In the data below, locate each line with the word "types" and list it.

━━━━━ Stored records

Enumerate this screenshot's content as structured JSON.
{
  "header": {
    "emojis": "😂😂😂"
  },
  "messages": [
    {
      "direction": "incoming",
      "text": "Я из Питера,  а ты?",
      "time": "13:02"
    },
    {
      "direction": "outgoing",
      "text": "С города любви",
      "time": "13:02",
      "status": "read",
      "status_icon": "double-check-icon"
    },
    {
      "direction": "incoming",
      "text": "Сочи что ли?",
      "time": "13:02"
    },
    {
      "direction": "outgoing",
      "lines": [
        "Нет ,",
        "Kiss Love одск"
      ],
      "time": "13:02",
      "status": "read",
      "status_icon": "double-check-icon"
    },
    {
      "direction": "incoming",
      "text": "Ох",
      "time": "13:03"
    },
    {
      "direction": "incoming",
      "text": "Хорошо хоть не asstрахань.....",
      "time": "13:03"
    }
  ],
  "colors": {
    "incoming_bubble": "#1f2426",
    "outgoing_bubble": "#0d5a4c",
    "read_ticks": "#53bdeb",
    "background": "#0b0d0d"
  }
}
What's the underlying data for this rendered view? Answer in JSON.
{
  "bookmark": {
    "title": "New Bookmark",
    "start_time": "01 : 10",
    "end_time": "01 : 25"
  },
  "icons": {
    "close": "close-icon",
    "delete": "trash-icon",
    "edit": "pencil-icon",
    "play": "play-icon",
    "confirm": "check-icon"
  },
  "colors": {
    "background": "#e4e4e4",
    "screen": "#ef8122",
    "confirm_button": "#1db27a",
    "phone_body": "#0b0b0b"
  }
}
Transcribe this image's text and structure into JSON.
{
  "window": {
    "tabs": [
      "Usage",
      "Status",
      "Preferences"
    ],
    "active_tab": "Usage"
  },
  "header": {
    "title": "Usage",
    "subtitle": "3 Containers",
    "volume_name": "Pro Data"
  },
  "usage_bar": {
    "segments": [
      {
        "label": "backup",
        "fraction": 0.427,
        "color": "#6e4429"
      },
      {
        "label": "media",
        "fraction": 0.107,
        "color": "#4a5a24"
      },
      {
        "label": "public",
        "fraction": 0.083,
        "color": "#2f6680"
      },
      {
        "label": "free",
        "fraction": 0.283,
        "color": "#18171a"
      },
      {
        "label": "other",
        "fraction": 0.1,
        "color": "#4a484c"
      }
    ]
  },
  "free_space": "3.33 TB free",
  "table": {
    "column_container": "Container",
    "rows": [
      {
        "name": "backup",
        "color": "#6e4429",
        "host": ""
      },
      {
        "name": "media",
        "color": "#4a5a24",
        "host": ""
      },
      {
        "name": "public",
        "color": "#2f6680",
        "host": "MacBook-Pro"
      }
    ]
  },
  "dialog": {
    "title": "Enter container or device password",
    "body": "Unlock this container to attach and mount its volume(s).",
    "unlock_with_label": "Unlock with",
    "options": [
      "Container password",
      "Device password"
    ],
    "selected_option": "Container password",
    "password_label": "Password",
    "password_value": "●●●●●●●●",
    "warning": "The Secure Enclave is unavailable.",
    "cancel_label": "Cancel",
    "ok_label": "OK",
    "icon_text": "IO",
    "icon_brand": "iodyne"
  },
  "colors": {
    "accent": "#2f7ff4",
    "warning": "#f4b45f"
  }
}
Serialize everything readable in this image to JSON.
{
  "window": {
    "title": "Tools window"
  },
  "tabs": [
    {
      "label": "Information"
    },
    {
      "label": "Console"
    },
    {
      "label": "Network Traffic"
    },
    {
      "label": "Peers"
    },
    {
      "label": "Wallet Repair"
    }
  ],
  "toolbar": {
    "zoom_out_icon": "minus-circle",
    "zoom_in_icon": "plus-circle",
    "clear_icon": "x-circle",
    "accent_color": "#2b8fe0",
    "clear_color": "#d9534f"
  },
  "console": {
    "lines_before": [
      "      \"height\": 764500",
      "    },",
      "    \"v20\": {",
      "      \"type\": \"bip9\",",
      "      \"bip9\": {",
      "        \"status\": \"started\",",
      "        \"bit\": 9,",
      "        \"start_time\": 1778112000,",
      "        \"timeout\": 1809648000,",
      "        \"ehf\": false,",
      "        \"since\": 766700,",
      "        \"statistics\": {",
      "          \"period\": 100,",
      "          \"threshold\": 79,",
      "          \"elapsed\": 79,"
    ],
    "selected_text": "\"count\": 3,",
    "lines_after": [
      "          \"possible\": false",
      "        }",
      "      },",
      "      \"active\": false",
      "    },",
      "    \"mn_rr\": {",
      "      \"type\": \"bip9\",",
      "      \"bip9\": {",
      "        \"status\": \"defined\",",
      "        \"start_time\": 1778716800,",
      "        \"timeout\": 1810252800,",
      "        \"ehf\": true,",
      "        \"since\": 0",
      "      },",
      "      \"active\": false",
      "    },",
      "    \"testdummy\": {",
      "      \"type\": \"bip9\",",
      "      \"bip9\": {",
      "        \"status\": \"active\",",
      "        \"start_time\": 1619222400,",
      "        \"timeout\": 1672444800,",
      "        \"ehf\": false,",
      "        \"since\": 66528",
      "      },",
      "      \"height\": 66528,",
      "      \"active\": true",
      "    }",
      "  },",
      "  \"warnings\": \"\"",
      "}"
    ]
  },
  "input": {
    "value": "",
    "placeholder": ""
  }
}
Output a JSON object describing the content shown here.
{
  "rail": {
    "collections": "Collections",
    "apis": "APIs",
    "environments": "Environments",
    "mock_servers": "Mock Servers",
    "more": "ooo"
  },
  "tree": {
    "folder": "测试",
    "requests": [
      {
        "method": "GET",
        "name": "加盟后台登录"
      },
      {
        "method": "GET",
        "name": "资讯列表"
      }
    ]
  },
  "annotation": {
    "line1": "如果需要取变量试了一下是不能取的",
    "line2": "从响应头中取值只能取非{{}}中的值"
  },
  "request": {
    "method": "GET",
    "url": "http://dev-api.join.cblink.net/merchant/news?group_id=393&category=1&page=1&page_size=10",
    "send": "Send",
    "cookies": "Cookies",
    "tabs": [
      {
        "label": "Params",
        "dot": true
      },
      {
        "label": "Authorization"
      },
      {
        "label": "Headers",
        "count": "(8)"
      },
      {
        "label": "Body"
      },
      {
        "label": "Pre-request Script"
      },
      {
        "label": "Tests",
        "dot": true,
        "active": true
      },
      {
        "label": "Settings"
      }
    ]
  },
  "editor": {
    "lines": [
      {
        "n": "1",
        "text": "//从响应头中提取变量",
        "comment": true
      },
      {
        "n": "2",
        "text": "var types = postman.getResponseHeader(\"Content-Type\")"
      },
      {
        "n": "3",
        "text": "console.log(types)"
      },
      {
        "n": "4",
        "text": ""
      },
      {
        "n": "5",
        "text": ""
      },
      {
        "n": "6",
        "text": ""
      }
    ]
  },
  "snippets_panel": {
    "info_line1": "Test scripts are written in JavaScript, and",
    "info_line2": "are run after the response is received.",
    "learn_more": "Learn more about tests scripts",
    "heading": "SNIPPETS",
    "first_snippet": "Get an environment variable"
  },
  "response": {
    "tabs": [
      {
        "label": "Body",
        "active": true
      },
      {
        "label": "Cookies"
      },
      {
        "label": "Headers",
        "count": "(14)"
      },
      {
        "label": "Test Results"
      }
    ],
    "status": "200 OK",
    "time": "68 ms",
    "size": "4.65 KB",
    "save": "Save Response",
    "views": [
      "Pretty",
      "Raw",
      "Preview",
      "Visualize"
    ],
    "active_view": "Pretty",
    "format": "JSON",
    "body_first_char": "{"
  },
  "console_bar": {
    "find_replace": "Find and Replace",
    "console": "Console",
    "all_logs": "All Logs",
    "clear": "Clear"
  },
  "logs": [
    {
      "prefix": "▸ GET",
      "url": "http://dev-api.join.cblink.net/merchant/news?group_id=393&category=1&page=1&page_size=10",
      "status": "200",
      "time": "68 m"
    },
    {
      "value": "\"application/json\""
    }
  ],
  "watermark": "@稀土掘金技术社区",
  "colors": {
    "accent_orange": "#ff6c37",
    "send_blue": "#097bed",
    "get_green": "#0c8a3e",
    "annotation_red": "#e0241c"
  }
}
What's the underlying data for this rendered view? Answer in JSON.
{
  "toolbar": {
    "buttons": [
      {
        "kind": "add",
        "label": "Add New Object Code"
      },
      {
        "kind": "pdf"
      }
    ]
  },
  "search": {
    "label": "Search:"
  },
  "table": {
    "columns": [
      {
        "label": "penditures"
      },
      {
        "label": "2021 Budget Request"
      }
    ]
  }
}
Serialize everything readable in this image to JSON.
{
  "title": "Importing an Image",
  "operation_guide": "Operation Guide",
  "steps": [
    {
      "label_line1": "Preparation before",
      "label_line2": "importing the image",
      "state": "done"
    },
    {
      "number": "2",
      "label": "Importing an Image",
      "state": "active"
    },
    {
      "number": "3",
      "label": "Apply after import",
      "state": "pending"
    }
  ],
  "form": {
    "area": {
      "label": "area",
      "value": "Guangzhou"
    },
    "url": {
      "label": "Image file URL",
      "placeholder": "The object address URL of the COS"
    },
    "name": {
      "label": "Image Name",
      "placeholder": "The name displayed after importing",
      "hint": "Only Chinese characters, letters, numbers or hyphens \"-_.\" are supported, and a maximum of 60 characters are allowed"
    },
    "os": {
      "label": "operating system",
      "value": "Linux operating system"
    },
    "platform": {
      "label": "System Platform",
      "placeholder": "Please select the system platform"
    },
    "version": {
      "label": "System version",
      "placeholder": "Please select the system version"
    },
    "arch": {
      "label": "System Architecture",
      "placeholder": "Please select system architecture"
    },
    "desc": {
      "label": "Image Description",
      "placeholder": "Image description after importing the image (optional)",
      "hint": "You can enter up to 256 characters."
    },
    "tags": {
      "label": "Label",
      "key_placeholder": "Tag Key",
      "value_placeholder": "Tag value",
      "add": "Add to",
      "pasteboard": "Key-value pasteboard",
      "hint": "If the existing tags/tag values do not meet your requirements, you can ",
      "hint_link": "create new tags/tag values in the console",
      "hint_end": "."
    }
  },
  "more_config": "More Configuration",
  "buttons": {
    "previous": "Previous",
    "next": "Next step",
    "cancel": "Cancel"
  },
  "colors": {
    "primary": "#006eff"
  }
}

━━━━━━━━━━

▶ _Written answer_
        "text": "var types = postman.getResponseHeader(\"Content-Type\")"
        "text": "console.log(types)"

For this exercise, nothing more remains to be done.